→ **Exercise**: The records below should be printed once more, exactly as they appear.

→ **Records to use**:

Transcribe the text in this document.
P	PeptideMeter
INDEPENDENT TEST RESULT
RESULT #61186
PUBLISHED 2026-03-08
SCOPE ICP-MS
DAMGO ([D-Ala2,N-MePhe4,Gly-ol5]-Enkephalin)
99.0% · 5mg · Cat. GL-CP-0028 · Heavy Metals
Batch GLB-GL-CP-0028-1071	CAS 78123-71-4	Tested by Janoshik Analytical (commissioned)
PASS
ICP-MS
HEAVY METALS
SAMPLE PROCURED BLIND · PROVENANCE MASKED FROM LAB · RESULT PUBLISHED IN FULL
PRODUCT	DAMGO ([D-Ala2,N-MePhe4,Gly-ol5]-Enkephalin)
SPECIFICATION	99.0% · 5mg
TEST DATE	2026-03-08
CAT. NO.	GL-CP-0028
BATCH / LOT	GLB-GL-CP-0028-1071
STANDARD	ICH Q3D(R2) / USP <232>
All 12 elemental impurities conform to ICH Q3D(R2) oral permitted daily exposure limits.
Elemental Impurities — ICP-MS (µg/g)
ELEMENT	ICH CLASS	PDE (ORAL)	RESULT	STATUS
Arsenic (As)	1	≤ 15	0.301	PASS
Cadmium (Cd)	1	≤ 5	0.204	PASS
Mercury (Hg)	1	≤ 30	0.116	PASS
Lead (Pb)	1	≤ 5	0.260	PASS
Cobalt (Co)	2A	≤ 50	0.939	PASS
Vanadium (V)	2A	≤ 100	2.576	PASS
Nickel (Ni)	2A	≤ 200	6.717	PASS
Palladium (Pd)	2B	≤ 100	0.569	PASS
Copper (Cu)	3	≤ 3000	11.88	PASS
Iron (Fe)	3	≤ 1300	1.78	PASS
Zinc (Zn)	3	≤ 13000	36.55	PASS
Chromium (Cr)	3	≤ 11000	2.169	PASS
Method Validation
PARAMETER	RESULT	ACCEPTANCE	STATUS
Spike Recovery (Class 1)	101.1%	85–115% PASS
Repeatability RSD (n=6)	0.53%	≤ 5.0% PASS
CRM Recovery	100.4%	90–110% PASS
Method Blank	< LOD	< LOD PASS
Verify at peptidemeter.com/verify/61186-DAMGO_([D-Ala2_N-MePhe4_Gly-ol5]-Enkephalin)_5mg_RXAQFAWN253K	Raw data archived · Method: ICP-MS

→ **Output for this exercise**:
Transcribe the text in this document.
P	PeptideMeter
INDEPENDENT TEST RESULT
RESULT #61186
PUBLISHED 2026-03-08
SCOPE ICP-MS
DAMGO ([D-Ala2,N-MePhe4,Gly-ol5]-Enkephalin)
99.0% · 5mg · Cat. GL-CP-0028 · Heavy Metals
Batch GLB-GL-CP-0028-1071	CAS 78123-71-4	Tested by Janoshik Analytical (commissioned)
PASS
ICP-MS
HEAVY METALS
SAMPLE PROCURED BLIND · PROVENANCE MASKED FROM LAB · RESULT PUBLISHED IN FULL
PRODUCT	DAMGO ([D-Ala2,N-MePhe4,Gly-ol5]-Enkephalin)
SPECIFICATION	99.0% · 5mg
TEST DATE	2026-03-08
CAT. NO.	GL-CP-0028
BATCH / LOT	GLB-GL-CP-0028-1071
STANDARD	ICH Q3D(R2) / USP <232>
All 12 elemental impurities conform to ICH Q3D(R2) oral permitted daily exposure limits.
Elemental Impurities — ICP-MS (µg/g)
ELEMENT	ICH CLASS	PDE (ORAL)	RESULT	STATUS
Arsenic (As)	1	≤ 15	0.301	PASS
Cadmium (Cd)	1	≤ 5	0.204	PASS
Mercury (Hg)	1	≤ 30	0.116	PASS
Lead (Pb)	1	≤ 5	0.260	PASS
Cobalt (Co)	2A	≤ 50	0.939	PASS
Vanadium (V)	2A	≤ 100	2.576	PASS
Nickel (Ni)	2A	≤ 200	6.717	PASS
Palladium (Pd)	2B	≤ 100	0.569	PASS
Copper (Cu)	3	≤ 3000	11.88	PASS
Iron (Fe)	3	≤ 1300	1.78	PASS
Zinc (Zn)	3	≤ 13000	36.55	PASS
Chromium (Cr)	3	≤ 11000	2.169	PASS
Method Validation
PARAMETER	RESULT	ACCEPTANCE	STATUS
Spike Recovery (Class 1)	101.1%	85–115% PASS
Repeatability RSD (n=6)	0.53%	≤ 5.0% PASS
CRM Recovery	100.4%	90–110% PASS
Method Blank	< LOD	< LOD PASS
Verify at peptidemeter.com/verify/61186-DAMGO_([D-Ala2_N-MePhe4_Gly-ol5]-Enkephalin)_5mg_RXAQFAWN253K	Raw data archived · Method: ICP-MS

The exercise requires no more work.